Please copy all the lines that follow, word for word.

• • • •

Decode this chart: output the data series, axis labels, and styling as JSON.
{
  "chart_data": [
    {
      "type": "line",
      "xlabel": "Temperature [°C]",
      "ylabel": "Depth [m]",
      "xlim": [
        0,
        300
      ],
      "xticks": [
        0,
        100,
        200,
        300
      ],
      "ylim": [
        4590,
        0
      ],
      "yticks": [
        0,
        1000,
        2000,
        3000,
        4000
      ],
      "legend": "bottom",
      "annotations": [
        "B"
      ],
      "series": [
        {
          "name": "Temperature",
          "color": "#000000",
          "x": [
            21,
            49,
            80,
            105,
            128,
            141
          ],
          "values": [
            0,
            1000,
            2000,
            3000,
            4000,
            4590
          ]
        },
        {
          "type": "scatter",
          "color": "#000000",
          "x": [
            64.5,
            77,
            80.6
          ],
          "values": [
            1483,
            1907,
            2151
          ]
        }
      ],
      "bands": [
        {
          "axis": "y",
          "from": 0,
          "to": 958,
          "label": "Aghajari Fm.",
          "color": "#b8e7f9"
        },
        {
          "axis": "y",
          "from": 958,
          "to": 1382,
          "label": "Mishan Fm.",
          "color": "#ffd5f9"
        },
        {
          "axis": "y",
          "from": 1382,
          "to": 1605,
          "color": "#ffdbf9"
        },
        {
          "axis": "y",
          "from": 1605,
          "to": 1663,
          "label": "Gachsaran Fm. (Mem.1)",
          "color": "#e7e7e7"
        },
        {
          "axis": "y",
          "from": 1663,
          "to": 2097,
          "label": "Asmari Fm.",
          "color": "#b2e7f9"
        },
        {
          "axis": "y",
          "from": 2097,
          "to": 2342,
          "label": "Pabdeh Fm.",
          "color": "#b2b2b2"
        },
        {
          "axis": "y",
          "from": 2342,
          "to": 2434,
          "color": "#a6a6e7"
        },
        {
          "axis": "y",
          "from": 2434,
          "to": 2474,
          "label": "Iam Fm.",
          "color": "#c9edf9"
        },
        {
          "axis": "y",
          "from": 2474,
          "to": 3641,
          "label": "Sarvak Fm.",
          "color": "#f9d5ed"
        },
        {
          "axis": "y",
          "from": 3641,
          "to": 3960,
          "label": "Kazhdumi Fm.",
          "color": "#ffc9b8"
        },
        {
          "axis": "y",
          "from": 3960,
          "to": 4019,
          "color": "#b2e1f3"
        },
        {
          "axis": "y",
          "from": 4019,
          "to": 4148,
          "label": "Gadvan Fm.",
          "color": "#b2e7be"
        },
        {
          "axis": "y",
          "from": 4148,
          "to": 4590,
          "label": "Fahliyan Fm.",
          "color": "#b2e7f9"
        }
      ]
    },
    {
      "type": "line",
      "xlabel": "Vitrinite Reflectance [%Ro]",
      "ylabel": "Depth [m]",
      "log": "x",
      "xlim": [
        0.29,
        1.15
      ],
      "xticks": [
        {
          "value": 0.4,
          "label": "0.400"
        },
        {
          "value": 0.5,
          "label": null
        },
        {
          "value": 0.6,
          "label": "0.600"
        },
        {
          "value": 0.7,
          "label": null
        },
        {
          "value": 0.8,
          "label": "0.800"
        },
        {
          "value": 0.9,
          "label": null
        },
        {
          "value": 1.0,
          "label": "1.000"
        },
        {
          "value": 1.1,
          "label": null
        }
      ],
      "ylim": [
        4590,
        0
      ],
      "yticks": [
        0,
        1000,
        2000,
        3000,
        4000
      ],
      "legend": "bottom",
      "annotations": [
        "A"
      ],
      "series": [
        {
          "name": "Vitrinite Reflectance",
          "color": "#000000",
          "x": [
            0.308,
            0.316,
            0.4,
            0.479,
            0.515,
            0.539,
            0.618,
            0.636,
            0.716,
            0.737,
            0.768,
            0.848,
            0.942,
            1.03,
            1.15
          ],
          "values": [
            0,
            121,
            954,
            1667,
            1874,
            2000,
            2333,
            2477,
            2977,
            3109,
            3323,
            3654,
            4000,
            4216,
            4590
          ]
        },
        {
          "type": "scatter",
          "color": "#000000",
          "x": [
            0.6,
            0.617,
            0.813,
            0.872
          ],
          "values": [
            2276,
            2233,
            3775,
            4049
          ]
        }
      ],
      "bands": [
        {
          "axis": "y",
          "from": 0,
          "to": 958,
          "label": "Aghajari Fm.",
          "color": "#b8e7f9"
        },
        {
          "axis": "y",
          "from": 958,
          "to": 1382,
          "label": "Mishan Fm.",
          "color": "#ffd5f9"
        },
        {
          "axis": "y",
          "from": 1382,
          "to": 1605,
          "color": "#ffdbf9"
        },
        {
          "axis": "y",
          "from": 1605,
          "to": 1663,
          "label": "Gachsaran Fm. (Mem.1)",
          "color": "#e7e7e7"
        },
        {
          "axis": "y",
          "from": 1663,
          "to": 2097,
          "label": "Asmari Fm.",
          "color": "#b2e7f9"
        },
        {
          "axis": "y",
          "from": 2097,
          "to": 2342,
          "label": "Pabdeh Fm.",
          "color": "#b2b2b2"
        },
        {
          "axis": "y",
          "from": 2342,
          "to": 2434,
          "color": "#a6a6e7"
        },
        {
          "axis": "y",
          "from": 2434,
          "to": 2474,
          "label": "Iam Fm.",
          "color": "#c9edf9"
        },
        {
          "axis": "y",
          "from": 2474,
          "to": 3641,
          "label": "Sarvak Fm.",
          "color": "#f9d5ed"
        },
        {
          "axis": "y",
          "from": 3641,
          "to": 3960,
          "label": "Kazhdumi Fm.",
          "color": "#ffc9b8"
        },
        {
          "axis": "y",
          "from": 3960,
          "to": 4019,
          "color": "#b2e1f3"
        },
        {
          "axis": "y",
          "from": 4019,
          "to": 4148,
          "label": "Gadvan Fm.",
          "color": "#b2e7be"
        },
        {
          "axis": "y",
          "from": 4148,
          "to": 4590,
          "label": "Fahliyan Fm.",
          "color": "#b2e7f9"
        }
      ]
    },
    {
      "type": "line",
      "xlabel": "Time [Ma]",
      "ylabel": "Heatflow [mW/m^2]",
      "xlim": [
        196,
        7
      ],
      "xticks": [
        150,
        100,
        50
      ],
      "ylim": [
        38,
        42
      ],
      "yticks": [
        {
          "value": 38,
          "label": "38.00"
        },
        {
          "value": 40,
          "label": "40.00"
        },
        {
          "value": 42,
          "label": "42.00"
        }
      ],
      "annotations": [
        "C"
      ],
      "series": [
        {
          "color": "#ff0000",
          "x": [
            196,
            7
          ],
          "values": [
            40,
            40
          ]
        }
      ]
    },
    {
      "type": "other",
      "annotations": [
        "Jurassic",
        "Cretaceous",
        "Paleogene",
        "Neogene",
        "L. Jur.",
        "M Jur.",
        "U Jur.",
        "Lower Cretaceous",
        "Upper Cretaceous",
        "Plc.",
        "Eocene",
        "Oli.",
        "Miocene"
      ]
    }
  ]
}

• • • •

* Complete answer *
Decode this chart: output the data series, axis labels, and styling as JSON.
{
  "chart_data": [
    {
      "type": "line",
      "xlabel": "Temperature [°C]",
      "ylabel": "Depth [m]",
      "xlim": [
        0,
        300
      ],
      "xticks": [
        0,
        100,
        200,
        300
      ],
      "ylim": [
        4590,
        0
      ],
      "yticks": [
        0,
        1000,
        2000,
        3000,
        4000
      ],
      "legend": "bottom",
      "annotations": [
        "B"
      ],
      "series": [
        {
          "name": "Temperature",
          "color": "#000000",
          "x": [
            21,
            49,
            80,
            105,
            128,
            141
          ],
          "values": [
            0,
            1000,
            2000,
            3000,
            4000,
            4590
          ]
        },
        {
          "type": "scatter",
          "color": "#000000",
          "x": [
            64.5,
            77,
            80.6
          ],
          "values": [
            1483,
            1907,
            2151
          ]
        }
      ],
      "bands": [
        {
          "axis": "y",
          "from": 0,
          "to": 958,
          "label": "Aghajari Fm.",
          "color": "#b8e7f9"
        },
        {
          "axis": "y",
          "from": 958,
          "to": 1382,
          "label": "Mishan Fm.",
          "color": "#ffd5f9"
        },
        {
          "axis": "y",
          "from": 1382,
          "to": 1605,
          "color": "#ffdbf9"
        },
        {
          "axis": "y",
          "from": 1605,
          "to": 1663,
          "label": "Gachsaran Fm. (Mem.1)",
          "color": "#e7e7e7"
        },
        {
          "axis": "y",
          "from": 1663,
          "to": 2097,
          "label": "Asmari Fm.",
          "color": "#b2e7f9"
        },
        {
          "axis": "y",
          "from": 2097,
          "to": 2342,
          "label": "Pabdeh Fm.",
          "color": "#b2b2b2"
        },
        {
          "axis": "y",
          "from": 2342,
          "to": 2434,
          "color": "#a6a6e7"
        },
        {
          "axis": "y",
          "from": 2434,
          "to": 2474,
          "label": "Iam Fm.",
          "color": "#c9edf9"
        },
        {
          "axis": "y",
          "from": 2474,
          "to": 3641,
          "label": "Sarvak Fm.",
          "color": "#f9d5ed"
        },
        {
          "axis": "y",
          "from": 3641,
          "to": 3960,
          "label": "Kazhdumi Fm.",
          "color": "#ffc9b8"
        },
        {
          "axis": "y",
          "from": 3960,
          "to": 4019,
          "color": "#b2e1f3"
        },
        {
          "axis": "y",
          "from": 4019,
          "to": 4148,
          "label": "Gadvan Fm.",
          "color": "#b2e7be"
        },
        {
          "axis": "y",
          "from": 4148,
          "to": 4590,
          "label": "Fahliyan Fm.",
          "color": "#b2e7f9"
        }
      ]
    },
    {
      "type": "line",
      "xlabel": "Vitrinite Reflectance [%Ro]",
      "ylabel": "Depth [m]",
      "log": "x",
      "xlim": [
        0.29,
        1.15
      ],
      "xticks": [
        {
          "value": 0.4,
          "label": "0.400"
        },
        {
          "value": 0.5,
          "label": null
        },
        {
          "value": 0.6,
          "label": "0.600"
        },
        {
          "value": 0.7,
          "label": null
        },
        {
          "value": 0.8,
          "label": "0.800"
        },
        {
          "value": 0.9,
          "label": null
        },
        {
          "value": 1.0,
          "label": "1.000"
        },
        {
          "value": 1.1,
          "label": null
        }
      ],
      "ylim": [
        4590,
        0
      ],
      "yticks": [
        0,
        1000,
        2000,
        3000,
        4000
      ],
      "legend": "bottom",
      "annotations": [
        "A"
      ],
      "series": [
        {
          "name": "Vitrinite Reflectance",
          "color": "#000000",
          "x": [
            0.308,
            0.316,
            0.4,
            0.479,
            0.515,
            0.539,
            0.618,
            0.636,
            0.716,
            0.737,
            0.768,
            0.848,
            0.942,
            1.03,
            1.15
          ],
          "values": [
            0,
            121,
            954,
            1667,
            1874,
            2000,
            2333,
            2477,
            2977,
            3109,
            3323,
            3654,
            4000,
            4216,
            4590
          ]
        },
        {
          "type": "scatter",
          "color": "#000000",
          "x": [
            0.6,
            0.617,
            0.813,
            0.872
          ],
          "values": [
            2276,
            2233,
            3775,
            4049
          ]
        }
      ],
      "bands": [
        {
          "axis": "y",
          "from": 0,
          "to": 958,
          "label": "Aghajari Fm.",
          "color": "#b8e7f9"
        },
        {
          "axis": "y",
          "from": 958,
          "to": 1382,
          "label": "Mishan Fm.",
          "color": "#ffd5f9"
        },
        {
          "axis": "y",
          "from": 1382,
          "to": 1605,
          "color": "#ffdbf9"
        },
        {
          "axis": "y",
          "from": 1605,
          "to": 1663,
          "label": "Gachsaran Fm. (Mem.1)",
          "color": "#e7e7e7"
        },
        {
          "axis": "y",
          "from": 1663,
          "to": 2097,
          "label": "Asmari Fm.",
          "color": "#b2e7f9"
        },
        {
          "axis": "y",
          "from": 2097,
          "to": 2342,
          "label": "Pabdeh Fm.",
          "color": "#b2b2b2"
        },
        {
          "axis": "y",
          "from": 2342,
          "to": 2434,
          "color": "#a6a6e7"
        },
        {
          "axis": "y",
          "from": 2434,
          "to": 2474,
          "label": "Iam Fm.",
          "color": "#c9edf9"
        },
        {
          "axis": "y",
          "from": 2474,
          "to": 3641,
          "label": "Sarvak Fm.",
          "color": "#f9d5ed"
        },
        {
          "axis": "y",
          "from": 3641,
          "to": 3960,
          "label": "Kazhdumi Fm.",
          "color": "#ffc9b8"
        },
        {
          "axis": "y",
          "from": 3960,
          "to": 4019,
          "color": "#b2e1f3"
        },
        {
          "axis": "y",
          "from": 4019,
          "to": 4148,
          "label": "Gadvan Fm.",
          "color": "#b2e7be"
        },
        {
          "axis": "y",
          "from": 4148,
          "to": 4590,
          "label": "Fahliyan Fm.",
          "color": "#b2e7f9"
        }
      ]
    },
    {
      "type": "line",
      "xlabel": "Time [Ma]",
      "ylabel": "Heatflow [mW/m^2]",
      "xlim": [
        196,
        7
      ],
      "xticks": [
        150,
        100,
        50
      ],
      "ylim": [
        38,
        42
      ],
      "yticks": [
        {
          "value": 38,
          "label": "38.00"
        },
        {
          "value": 40,
          "label": "40.00"
        },
        {
          "value": 42,
          "label": "42.00"
        }
      ],
      "annotations": [
        "C"
      ],
      "series": [
        {
          "color": "#ff0000",
          "x": [
            196,
            7
          ],
          "values": [
            40,
            40
          ]
        }
      ]
    },
    {
      "type": "other",
      "annotations": [
        "Jurassic",
        "Cretaceous",
        "Paleogene",
        "Neogene",
        "L. Jur.",
        "M Jur.",
        "U Jur.",
        "Lower Cretaceous",
        "Upper Cretaceous",
        "Plc.",
        "Eocene",
        "Oli.",
        "Miocene"
      ]
    }
  ]
}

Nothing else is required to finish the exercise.